_Short exercise_
Scan the entries below. List each line with "sowohl".

_Records provided_
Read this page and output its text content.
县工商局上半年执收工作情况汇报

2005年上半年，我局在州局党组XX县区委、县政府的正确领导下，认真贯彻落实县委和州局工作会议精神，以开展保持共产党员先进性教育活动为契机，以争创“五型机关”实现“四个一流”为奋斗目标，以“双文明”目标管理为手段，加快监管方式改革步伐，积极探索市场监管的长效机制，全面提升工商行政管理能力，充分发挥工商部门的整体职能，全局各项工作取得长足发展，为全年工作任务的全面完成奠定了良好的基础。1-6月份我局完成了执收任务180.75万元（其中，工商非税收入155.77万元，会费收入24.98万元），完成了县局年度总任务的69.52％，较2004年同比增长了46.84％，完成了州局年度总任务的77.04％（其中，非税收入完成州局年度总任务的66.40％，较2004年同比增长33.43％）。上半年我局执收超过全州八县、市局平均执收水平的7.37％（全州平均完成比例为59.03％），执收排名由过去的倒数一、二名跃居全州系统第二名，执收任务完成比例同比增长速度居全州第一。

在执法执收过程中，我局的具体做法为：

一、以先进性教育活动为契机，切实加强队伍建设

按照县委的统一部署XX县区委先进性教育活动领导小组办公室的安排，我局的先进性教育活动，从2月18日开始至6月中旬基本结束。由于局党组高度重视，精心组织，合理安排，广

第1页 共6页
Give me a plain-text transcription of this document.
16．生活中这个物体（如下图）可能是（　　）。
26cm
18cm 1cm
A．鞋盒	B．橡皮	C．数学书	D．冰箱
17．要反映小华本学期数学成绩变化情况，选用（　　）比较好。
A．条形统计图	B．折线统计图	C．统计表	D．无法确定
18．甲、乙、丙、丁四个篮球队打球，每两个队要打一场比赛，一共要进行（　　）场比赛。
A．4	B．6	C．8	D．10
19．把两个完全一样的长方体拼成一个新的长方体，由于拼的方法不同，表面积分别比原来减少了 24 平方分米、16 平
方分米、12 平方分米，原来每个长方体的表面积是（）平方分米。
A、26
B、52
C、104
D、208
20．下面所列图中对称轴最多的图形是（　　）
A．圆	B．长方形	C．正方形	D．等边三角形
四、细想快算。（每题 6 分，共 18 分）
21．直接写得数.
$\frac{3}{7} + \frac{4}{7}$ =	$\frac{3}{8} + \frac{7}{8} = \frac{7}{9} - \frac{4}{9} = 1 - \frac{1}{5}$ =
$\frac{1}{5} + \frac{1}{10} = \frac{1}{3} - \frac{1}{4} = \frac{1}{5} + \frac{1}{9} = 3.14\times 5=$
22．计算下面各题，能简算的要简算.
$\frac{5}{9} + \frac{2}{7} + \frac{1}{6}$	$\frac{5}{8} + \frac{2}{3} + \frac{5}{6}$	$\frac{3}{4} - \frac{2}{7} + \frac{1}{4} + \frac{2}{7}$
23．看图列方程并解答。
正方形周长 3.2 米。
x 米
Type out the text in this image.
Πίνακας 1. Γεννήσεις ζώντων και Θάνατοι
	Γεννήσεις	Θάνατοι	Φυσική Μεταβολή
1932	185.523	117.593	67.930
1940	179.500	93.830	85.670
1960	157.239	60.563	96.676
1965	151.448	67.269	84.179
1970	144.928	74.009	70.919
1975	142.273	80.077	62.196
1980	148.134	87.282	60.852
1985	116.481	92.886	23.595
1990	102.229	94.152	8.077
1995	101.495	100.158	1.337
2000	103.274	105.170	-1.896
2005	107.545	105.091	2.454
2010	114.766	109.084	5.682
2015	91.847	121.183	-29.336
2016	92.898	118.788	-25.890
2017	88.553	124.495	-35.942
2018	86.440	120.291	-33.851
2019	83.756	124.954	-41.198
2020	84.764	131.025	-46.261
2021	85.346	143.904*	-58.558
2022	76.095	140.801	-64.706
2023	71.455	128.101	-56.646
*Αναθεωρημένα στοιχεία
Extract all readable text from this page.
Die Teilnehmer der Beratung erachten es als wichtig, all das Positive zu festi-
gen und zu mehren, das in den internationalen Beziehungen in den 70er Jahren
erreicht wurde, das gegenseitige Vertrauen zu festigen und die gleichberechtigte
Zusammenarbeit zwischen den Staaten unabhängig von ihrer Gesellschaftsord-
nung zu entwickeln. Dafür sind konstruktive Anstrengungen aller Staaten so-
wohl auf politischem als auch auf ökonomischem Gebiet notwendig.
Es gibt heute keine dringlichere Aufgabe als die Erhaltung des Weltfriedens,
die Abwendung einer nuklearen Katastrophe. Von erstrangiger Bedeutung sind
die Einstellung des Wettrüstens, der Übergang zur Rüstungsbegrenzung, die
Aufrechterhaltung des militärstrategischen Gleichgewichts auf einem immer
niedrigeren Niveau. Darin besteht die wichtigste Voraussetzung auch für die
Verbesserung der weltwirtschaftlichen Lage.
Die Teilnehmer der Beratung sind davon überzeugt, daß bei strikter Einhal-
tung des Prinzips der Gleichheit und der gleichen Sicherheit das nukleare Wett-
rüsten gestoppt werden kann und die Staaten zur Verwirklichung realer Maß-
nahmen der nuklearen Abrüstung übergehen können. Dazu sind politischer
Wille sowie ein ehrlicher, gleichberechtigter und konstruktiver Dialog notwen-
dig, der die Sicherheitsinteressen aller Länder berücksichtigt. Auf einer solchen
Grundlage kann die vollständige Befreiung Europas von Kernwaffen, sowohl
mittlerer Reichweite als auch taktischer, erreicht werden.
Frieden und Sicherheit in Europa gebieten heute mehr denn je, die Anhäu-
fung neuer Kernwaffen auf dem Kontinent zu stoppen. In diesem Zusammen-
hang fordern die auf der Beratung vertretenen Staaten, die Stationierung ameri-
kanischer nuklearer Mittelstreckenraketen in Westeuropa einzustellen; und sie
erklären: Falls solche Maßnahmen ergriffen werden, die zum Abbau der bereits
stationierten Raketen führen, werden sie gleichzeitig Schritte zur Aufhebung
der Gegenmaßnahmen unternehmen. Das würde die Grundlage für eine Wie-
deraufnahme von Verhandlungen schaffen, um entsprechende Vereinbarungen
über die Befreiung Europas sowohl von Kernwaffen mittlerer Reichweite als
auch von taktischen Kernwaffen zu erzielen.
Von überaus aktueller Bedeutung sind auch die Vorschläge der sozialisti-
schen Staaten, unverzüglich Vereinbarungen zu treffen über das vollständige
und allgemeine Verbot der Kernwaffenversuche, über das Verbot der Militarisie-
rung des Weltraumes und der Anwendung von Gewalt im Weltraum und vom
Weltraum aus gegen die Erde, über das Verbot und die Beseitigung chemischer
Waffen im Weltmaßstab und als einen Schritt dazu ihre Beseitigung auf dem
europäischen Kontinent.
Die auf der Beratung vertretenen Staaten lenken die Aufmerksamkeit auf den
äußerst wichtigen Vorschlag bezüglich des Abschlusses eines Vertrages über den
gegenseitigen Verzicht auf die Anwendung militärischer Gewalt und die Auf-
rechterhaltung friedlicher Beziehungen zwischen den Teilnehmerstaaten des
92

_Final result_
Grundlage kann die vollständige Befreiung Europas von Kernwaffen, sowohl
über die Befreiung Europas sowohl von Kernwaffen mittlerer Reichweite als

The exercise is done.